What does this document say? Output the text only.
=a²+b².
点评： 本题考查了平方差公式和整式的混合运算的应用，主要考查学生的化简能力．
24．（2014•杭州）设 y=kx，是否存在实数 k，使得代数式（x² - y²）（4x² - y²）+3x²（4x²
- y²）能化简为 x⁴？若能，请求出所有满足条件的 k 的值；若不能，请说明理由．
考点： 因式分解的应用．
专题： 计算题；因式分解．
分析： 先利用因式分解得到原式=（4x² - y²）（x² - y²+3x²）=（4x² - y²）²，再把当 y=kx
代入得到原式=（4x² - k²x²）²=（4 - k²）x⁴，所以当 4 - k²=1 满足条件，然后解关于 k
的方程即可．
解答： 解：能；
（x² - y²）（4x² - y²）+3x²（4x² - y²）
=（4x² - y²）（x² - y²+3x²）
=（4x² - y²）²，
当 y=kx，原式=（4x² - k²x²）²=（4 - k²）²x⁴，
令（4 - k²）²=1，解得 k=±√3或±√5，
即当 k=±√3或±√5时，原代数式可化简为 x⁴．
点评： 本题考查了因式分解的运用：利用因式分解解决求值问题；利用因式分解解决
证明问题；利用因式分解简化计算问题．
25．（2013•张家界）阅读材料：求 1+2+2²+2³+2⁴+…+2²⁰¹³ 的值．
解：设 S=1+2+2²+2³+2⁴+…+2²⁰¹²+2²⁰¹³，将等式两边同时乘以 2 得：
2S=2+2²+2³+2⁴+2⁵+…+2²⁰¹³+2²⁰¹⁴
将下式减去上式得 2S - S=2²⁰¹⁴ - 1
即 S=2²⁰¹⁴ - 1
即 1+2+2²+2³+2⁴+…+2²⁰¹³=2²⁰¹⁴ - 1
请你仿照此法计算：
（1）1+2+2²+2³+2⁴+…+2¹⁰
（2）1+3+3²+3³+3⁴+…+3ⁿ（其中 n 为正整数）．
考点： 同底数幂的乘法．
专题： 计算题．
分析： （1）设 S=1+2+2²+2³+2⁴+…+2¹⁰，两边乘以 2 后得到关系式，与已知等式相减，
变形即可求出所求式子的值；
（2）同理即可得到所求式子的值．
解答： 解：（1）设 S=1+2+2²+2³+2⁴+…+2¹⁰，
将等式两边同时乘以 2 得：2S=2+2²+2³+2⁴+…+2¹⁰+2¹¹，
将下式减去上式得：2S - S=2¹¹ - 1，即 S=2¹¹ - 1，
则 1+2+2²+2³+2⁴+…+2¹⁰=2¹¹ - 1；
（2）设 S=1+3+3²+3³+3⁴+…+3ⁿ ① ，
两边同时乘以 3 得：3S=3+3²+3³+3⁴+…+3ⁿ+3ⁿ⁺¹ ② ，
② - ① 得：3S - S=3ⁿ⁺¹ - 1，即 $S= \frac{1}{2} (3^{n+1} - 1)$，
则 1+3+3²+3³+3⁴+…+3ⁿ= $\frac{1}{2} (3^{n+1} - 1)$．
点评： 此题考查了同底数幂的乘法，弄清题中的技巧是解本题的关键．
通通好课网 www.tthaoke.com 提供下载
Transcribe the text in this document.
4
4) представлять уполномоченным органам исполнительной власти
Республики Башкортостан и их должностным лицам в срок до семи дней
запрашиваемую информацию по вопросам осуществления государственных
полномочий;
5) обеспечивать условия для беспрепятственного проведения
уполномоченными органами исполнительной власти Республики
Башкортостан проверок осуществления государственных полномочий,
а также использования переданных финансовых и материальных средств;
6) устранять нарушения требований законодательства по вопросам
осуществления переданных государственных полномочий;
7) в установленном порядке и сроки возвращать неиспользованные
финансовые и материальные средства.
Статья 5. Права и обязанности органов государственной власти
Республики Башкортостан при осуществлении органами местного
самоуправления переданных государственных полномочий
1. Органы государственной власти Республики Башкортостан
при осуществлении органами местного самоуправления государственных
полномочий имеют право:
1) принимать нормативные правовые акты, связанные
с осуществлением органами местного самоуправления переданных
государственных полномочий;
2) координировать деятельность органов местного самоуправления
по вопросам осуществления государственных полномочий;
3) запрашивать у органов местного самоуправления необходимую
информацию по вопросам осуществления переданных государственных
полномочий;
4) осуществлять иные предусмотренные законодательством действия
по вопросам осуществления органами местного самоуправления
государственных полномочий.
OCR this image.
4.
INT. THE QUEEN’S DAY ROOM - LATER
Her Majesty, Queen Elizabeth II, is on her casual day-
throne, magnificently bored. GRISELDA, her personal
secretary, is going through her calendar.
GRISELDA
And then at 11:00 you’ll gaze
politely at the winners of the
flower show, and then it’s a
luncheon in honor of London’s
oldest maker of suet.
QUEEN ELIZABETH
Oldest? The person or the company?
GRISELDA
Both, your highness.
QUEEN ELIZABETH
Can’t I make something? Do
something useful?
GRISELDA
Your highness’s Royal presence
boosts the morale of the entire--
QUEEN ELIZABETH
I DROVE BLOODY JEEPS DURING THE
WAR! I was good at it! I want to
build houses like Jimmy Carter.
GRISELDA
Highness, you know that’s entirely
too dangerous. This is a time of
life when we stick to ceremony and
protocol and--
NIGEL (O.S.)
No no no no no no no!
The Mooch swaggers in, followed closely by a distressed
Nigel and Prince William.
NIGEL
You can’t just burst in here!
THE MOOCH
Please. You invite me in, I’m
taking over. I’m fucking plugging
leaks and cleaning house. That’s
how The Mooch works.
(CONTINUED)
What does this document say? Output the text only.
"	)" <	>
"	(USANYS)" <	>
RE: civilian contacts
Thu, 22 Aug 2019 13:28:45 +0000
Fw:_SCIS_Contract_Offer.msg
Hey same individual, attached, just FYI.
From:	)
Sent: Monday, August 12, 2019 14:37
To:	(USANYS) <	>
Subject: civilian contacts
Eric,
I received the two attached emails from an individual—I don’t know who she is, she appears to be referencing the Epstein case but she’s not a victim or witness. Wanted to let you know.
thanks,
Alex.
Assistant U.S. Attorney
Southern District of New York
____________________
◆ **YOUR OBJECTIVE**: Quote every entry exactly.

◆ **SOLUTION**:
What does this document say? Output the text only.
=a²+b².
点评： 本题考查了平方差公式和整式的混合运算的应用，主要考查学生的化简能力．
24．（2014•杭州）设 y=kx，是否存在实数 k，使得代数式（x² - y²）（4x² - y²）+3x²（4x²
- y²）能化简为 x⁴？若能，请求出所有满足条件的 k 的值；若不能，请说明理由．
考点： 因式分解的应用．
专题： 计算题；因式分解．
分析： 先利用因式分解得到原式=（4x² - y²）（x² - y²+3x²）=（4x² - y²）²，再把当 y=kx
代入得到原式=（4x² - k²x²）²=（4 - k²）x⁴，所以当 4 - k²=1 满足条件，然后解关于 k
的方程即可．
解答： 解：能；
（x² - y²）（4x² - y²）+3x²（4x² - y²）
=（4x² - y²）（x² - y²+3x²）
=（4x² - y²）²，
当 y=kx，原式=（4x² - k²x²）²=（4 - k²）²x⁴，
令（4 - k²）²=1，解得 k=±√3或±√5，
即当 k=±√3或±√5时，原代数式可化简为 x⁴．
点评： 本题考查了因式分解的运用：利用因式分解解决求值问题；利用因式分解解决
证明问题；利用因式分解简化计算问题．
25．（2013•张家界）阅读材料：求 1+2+2²+2³+2⁴+…+2²⁰¹³ 的值．
解：设 S=1+2+2²+2³+2⁴+…+2²⁰¹²+2²⁰¹³，将等式两边同时乘以 2 得：
2S=2+2²+2³+2⁴+2⁵+…+2²⁰¹³+2²⁰¹⁴
将下式减去上式得 2S - S=2²⁰¹⁴ - 1
即 S=2²⁰¹⁴ - 1
即 1+2+2²+2³+2⁴+…+2²⁰¹³=2²⁰¹⁴ - 1
请你仿照此法计算：
（1）1+2+2²+2³+2⁴+…+2¹⁰
（2）1+3+3²+3³+3⁴+…+3ⁿ（其中 n 为正整数）．
考点： 同底数幂的乘法．
专题： 计算题．
分析： （1）设 S=1+2+2²+2³+2⁴+…+2¹⁰，两边乘以 2 后得到关系式，与已知等式相减，
变形即可求出所求式子的值；
（2）同理即可得到所求式子的值．
解答： 解：（1）设 S=1+2+2²+2³+2⁴+…+2¹⁰，
将等式两边同时乘以 2 得：2S=2+2²+2³+2⁴+…+2¹⁰+2¹¹，
将下式减去上式得：2S - S=2¹¹ - 1，即 S=2¹¹ - 1，
则 1+2+2²+2³+2⁴+…+2¹⁰=2¹¹ - 1；
（2）设 S=1+3+3²+3³+3⁴+…+3ⁿ ① ，
两边同时乘以 3 得：3S=3+3²+3³+3⁴+…+3ⁿ+3ⁿ⁺¹ ② ，
② - ① 得：3S - S=3ⁿ⁺¹ - 1，即 $S= \frac{1}{2} (3^{n+1} - 1)$，
则 1+3+3²+3³+3⁴+…+3ⁿ= $\frac{1}{2} (3^{n+1} - 1)$．
点评： 此题考查了同底数幂的乘法，弄清题中的技巧是解本题的关键．
通通好课网 www.tthaoke.com 提供下载
Transcribe the text in this document.
4
4) представлять уполномоченным органам исполнительной власти
Республики Башкортостан и их должностным лицам в срок до семи дней
запрашиваемую информацию по вопросам осуществления государственных
полномочий;
5) обеспечивать условия для беспрепятственного проведения
уполномоченными органами исполнительной власти Республики
Башкортостан проверок осуществления государственных полномочий,
а также использования переданных финансовых и материальных средств;
6) устранять нарушения требований законодательства по вопросам
осуществления переданных государственных полномочий;
7) в установленном порядке и сроки возвращать неиспользованные
финансовые и материальные средства.
Статья 5. Права и обязанности органов государственной власти
Республики Башкортостан при осуществлении органами местного
самоуправления переданных государственных полномочий
1. Органы государственной власти Республики Башкортостан
при осуществлении органами местного самоуправления государственных
полномочий имеют право:
1) принимать нормативные правовые акты, связанные
с осуществлением органами местного самоуправления переданных
государственных полномочий;
2) координировать деятельность органов местного самоуправления
по вопросам осуществления государственных полномочий;
3) запрашивать у органов местного самоуправления необходимую
информацию по вопросам осуществления переданных государственных
полномочий;
4) осуществлять иные предусмотренные законодательством действия
по вопросам осуществления органами местного самоуправления
государственных полномочий.
OCR this image.
4.
INT. THE QUEEN’S DAY ROOM - LATER
Her Majesty, Queen Elizabeth II, is on her casual day-
throne, magnificently bored. GRISELDA, her personal
secretary, is going through her calendar.
GRISELDA
And then at 11:00 you’ll gaze
politely at the winners of the
flower show, and then it’s a
luncheon in honor of London’s
oldest maker of suet.
QUEEN ELIZABETH
Oldest? The person or the company?
GRISELDA
Both, your highness.
QUEEN ELIZABETH
Can’t I make something? Do
something useful?
GRISELDA
Your highness’s Royal presence
boosts the morale of the entire--
QUEEN ELIZABETH
I DROVE BLOODY JEEPS DURING THE
WAR! I was good at it! I want to
build houses like Jimmy Carter.
GRISELDA
Highness, you know that’s entirely
too dangerous. This is a time of
life when we stick to ceremony and
protocol and--
NIGEL (O.S.)
No no no no no no no!
The Mooch swaggers in, followed closely by a distressed
Nigel and Prince William.
NIGEL
You can’t just burst in here!
THE MOOCH
Please. You invite me in, I’m
taking over. I’m fucking plugging
leaks and cleaning house. That’s
how The Mooch works.
(CONTINUED)
What does this document say? Output the text only.
"	)" <	>
"	(USANYS)" <	>
RE: civilian contacts
Thu, 22 Aug 2019 13:28:45 +0000
Fw:_SCIS_Contract_Offer.msg
Hey same individual, attached, just FYI.
From:	)
Sent: Monday, August 12, 2019 14:37
To:	(USANYS) <	>
Subject: civilian contacts
Eric,
I received the two attached emails from an individual—I don’t know who she is, she appears to be referencing the Epstein case but she’s not a victim or witness. Wanted to let you know.
thanks,
Alex.
Assistant U.S. Attorney
Southern District of New York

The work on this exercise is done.